**Aim:** Copy every line of the data exactly, leaving nothing out.

[Records from a data source]
•••••
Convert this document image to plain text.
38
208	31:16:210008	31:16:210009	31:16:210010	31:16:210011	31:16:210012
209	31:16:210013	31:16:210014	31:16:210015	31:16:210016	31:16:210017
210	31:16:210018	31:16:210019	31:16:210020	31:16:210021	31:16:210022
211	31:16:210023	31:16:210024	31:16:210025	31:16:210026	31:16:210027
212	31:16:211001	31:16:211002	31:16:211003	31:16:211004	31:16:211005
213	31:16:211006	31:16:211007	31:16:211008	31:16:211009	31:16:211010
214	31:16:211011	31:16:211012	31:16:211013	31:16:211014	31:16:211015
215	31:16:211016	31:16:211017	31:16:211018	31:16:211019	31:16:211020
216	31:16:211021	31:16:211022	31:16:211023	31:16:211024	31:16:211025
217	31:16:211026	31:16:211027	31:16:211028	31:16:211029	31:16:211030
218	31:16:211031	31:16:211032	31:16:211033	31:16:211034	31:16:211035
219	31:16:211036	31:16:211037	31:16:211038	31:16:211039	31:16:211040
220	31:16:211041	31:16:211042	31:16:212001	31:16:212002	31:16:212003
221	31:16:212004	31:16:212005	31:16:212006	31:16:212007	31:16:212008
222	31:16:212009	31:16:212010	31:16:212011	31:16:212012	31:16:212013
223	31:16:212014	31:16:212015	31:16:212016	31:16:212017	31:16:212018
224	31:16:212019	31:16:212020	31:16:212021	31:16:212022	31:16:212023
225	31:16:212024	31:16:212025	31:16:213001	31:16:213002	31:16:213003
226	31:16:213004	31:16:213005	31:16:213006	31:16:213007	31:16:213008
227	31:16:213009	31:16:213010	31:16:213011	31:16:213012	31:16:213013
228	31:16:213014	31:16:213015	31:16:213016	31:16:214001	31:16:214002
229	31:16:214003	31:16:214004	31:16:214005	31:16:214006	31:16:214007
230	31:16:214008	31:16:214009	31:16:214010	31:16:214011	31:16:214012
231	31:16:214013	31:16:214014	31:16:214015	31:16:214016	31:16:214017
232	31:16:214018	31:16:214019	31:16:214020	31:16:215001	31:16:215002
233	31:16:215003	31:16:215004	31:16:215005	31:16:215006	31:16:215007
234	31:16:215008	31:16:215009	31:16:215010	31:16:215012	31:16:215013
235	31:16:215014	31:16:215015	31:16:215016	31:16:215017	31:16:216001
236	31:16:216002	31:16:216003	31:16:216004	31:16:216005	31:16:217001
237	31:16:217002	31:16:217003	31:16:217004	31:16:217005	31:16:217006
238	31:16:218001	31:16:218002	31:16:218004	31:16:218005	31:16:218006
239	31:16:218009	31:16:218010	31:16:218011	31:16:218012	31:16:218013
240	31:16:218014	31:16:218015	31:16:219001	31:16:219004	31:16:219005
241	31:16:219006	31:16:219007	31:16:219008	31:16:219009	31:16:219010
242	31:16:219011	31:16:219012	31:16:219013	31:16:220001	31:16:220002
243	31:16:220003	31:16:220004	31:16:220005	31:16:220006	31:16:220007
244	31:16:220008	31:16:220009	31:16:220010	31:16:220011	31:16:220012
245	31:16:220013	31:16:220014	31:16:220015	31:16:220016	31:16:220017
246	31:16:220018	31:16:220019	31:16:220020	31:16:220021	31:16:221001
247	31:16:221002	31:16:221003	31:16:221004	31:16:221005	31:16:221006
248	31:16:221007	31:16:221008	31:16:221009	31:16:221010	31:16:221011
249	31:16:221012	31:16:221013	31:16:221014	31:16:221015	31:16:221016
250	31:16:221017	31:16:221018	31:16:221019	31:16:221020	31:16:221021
•••••
**Task output:**
Convert this document image to plain text.
38
208	31:16:210008	31:16:210009	31:16:210010	31:16:210011	31:16:210012
209	31:16:210013	31:16:210014	31:16:210015	31:16:210016	31:16:210017
210	31:16:210018	31:16:210019	31:16:210020	31:16:210021	31:16:210022
211	31:16:210023	31:16:210024	31:16:210025	31:16:210026	31:16:210027
212	31:16:211001	31:16:211002	31:16:211003	31:16:211004	31:16:211005
213	31:16:211006	31:16:211007	31:16:211008	31:16:211009	31:16:211010
214	31:16:211011	31:16:211012	31:16:211013	31:16:211014	31:16:211015
215	31:16:211016	31:16:211017	31:16:211018	31:16:211019	31:16:211020
216	31:16:211021	31:16:211022	31:16:211023	31:16:211024	31:16:211025
217	31:16:211026	31:16:211027	31:16:211028	31:16:211029	31:16:211030
218	31:16:211031	31:16:211032	31:16:211033	31:16:211034	31:16:211035
219	31:16:211036	31:16:211037	31:16:211038	31:16:211039	31:16:211040
220	31:16:211041	31:16:211042	31:16:212001	31:16:212002	31:16:212003
221	31:16:212004	31:16:212005	31:16:212006	31:16:212007	31:16:212008
222	31:16:212009	31:16:212010	31:16:212011	31:16:212012	31:16:212013
223	31:16:212014	31:16:212015	31:16:212016	31:16:212017	31:16:212018
224	31:16:212019	31:16:212020	31:16:212021	31:16:212022	31:16:212023
225	31:16:212024	31:16:212025	31:16:213001	31:16:213002	31:16:213003
226	31:16:213004	31:16:213005	31:16:213006	31:16:213007	31:16:213008
227	31:16:213009	31:16:213010	31:16:213011	31:16:213012	31:16:213013
228	31:16:213014	31:16:213015	31:16:213016	31:16:214001	31:16:214002
229	31:16:214003	31:16:214004	31:16:214005	31:16:214006	31:16:214007
230	31:16:214008	31:16:214009	31:16:214010	31:16:214011	31:16:214012
231	31:16:214013	31:16:214014	31:16:214015	31:16:214016	31:16:214017
232	31:16:214018	31:16:214019	31:16:214020	31:16:215001	31:16:215002
233	31:16:215003	31:16:215004	31:16:215005	31:16:215006	31:16:215007
234	31:16:215008	31:16:215009	31:16:215010	31:16:215012	31:16:215013
235	31:16:215014	31:16:215015	31:16:215016	31:16:215017	31:16:216001
236	31:16:216002	31:16:216003	31:16:216004	31:16:216005	31:16:217001
237	31:16:217002	31:16:217003	31:16:217004	31:16:217005	31:16:217006
238	31:16:218001	31:16:218002	31:16:218004	31:16:218005	31:16:218006
239	31:16:218009	31:16:218010	31:16:218011	31:16:218012	31:16:218013
240	31:16:218014	31:16:218015	31:16:219001	31:16:219004	31:16:219005
241	31:16:219006	31:16:219007	31:16:219008	31:16:219009	31:16:219010
242	31:16:219011	31:16:219012	31:16:219013	31:16:220001	31:16:220002
243	31:16:220003	31:16:220004	31:16:220005	31:16:220006	31:16:220007
244	31:16:220008	31:16:220009	31:16:220010	31:16:220011	31:16:220012
245	31:16:220013	31:16:220014	31:16:220015	31:16:220016	31:16:220017
246	31:16:220018	31:16:220019	31:16:220020	31:16:220021	31:16:221001
247	31:16:221002	31:16:221003	31:16:221004	31:16:221005	31:16:221006
248	31:16:221007	31:16:221008	31:16:221009	31:16:221010	31:16:221011
249	31:16:221012	31:16:221013	31:16:221014	31:16:221015	31:16:221016
250	31:16:221017	31:16:221018	31:16:221019	31:16:221020	31:16:221021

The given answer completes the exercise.